Page:
==============================

This approach converts software requirements to test cases before the software is fully developed and tracks all software development by continually Testing the software against all test cases. It is the opposite of the conventional approach where first we develop software and later Test it.

Why Test Driven Development

  1. Flexible and Extensive Code: You can define TDD as a programming practice instructing developers to write new code only if an automated test has failed. It avoids duplication of code. 
  2. Prevent Bugs: The primary goal of TDD is to make the code clearer, bug-free and straightforward. 
  3. Iterative: TDD relies on a concise development cycle. Once all the tests pass, it signals the end of the iteration. For implementing more features in your product, the product will go through the same phases again, but this time with the new feature set and more tests.
  4. Specification First: The goal of TDD is a specification, not validation.
  5. Agile Requirement: TDD is related to the test-first programming concept of extreme programming. TDD is both an essential agile requirement and an agile design technique. TDD enhances collaboration between development, QA teams, and client. Test-driven development refers to a style of programming in which three activities are tightly interwoven: coding, Testing, and Design.
  6. Unit Testing: Unit Testing is integrated into TDD practice; TDD ensures that the source code is thoroughly unit tested and leads to modularised, flexible, and extensible code.
  7. Test Coverage: We try to achieve 100% Test Coverage in TDD by ensuring every single line of code is tested, unlike conventional testing.

==============================

Given information:

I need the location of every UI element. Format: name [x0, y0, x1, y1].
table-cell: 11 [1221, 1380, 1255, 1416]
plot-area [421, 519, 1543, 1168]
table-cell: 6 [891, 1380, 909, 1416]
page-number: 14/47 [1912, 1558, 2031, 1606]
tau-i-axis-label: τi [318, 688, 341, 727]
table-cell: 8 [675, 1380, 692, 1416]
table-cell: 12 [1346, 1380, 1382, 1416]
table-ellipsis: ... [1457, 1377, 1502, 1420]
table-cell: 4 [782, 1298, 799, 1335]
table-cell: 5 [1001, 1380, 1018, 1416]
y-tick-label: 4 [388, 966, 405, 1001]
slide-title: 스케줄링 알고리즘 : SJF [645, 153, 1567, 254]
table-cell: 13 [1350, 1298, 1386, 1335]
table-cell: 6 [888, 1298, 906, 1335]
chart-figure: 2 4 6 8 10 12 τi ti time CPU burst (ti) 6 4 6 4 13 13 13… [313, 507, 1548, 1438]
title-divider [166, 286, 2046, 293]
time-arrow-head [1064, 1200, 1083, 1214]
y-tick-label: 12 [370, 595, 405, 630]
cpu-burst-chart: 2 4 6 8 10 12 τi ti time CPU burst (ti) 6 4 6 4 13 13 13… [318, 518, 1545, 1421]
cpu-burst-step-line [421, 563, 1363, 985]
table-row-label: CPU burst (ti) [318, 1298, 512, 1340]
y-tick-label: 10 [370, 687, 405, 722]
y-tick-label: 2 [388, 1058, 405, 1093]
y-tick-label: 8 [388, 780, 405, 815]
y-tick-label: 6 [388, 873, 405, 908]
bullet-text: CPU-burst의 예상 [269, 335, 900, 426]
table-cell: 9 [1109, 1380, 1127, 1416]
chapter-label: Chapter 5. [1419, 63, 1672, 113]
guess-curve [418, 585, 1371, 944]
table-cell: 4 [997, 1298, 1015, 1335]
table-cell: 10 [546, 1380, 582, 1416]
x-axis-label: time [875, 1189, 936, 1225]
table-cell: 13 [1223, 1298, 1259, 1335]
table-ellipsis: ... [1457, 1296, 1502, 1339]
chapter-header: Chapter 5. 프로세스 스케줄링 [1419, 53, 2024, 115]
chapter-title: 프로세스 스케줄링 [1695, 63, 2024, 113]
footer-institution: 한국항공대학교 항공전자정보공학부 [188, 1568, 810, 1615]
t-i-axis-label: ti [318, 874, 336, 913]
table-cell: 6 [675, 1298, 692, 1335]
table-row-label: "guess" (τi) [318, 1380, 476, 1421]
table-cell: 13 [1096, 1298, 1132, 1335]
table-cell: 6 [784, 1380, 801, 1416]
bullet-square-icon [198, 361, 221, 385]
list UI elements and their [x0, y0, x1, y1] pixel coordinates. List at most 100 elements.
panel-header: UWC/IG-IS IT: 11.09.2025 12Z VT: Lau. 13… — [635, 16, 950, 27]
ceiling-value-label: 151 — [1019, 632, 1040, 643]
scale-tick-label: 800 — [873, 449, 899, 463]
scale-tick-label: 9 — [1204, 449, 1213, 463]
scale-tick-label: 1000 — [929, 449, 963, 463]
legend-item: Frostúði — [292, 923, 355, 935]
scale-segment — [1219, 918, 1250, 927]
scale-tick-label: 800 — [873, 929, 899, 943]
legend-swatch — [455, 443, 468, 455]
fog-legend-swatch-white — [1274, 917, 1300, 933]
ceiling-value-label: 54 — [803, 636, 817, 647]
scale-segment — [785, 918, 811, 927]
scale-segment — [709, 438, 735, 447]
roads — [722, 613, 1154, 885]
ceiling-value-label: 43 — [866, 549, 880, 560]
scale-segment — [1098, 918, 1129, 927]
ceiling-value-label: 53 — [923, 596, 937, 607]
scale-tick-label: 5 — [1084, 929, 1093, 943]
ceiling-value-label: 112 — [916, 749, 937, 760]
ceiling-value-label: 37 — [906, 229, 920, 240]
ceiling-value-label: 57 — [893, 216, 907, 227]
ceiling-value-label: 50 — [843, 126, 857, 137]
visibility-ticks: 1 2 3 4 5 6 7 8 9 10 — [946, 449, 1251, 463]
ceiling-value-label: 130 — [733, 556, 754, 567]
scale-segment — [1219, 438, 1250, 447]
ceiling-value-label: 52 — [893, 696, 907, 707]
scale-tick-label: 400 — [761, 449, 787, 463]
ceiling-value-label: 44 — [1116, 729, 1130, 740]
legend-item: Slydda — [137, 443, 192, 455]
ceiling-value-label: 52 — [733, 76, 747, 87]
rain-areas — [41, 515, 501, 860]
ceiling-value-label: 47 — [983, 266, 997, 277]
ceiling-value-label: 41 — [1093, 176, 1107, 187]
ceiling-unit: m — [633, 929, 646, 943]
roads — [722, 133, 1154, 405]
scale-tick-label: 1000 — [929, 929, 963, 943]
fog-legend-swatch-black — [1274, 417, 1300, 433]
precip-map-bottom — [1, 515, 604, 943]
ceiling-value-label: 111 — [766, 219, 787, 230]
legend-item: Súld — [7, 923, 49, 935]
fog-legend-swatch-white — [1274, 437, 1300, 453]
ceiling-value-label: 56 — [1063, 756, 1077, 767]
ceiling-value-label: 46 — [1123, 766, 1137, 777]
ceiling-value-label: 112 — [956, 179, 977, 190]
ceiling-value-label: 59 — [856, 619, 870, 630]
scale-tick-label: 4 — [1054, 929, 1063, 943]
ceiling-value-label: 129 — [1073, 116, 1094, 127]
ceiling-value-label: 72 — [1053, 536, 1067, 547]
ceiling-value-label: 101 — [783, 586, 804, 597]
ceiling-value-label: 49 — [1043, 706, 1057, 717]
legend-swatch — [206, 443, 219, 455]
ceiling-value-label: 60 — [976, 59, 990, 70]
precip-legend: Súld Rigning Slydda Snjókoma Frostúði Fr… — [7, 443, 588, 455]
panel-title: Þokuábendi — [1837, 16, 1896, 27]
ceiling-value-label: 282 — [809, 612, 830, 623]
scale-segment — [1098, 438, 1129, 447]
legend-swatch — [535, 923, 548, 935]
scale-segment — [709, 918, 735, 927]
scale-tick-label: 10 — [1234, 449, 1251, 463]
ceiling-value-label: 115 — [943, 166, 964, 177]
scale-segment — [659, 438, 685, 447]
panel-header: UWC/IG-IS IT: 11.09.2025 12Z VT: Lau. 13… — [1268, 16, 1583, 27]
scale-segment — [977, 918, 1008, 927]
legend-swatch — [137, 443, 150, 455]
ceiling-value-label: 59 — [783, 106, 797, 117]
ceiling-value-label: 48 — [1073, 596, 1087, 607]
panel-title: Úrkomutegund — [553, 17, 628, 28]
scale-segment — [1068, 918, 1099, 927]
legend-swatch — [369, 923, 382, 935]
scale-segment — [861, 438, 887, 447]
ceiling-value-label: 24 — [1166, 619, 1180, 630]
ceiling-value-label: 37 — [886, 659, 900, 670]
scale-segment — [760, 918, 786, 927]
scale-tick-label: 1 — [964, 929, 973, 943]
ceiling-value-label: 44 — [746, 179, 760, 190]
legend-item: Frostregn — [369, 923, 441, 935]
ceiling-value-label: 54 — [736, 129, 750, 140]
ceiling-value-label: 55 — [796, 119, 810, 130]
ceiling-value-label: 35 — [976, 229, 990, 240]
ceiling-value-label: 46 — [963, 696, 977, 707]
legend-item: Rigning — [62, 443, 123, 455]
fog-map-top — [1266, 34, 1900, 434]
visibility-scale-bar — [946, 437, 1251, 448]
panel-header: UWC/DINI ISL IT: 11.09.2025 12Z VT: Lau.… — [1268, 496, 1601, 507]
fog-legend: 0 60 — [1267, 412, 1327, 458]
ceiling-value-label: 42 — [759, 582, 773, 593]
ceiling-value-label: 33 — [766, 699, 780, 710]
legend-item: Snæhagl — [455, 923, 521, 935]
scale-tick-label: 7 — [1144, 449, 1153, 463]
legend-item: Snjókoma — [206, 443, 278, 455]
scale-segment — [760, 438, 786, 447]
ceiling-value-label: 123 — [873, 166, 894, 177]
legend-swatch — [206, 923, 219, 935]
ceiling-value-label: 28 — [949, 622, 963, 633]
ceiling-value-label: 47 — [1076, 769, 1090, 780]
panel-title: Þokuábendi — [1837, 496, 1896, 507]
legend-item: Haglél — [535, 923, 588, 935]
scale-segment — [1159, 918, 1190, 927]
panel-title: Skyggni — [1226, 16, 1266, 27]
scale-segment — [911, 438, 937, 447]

==============================

Goal:
Answer these about the text on test-driven development:
(a) When are developers instructed to write new code?
(b) What signals the end of an iteration?
(c) Which three activities are tightly interwoven in this style of programming?
The records were taken from a different source than the text.

Written solution:
(a) Only if an automated test has failed.
(b) All the tests passing.
(c) Coding, testing, and design.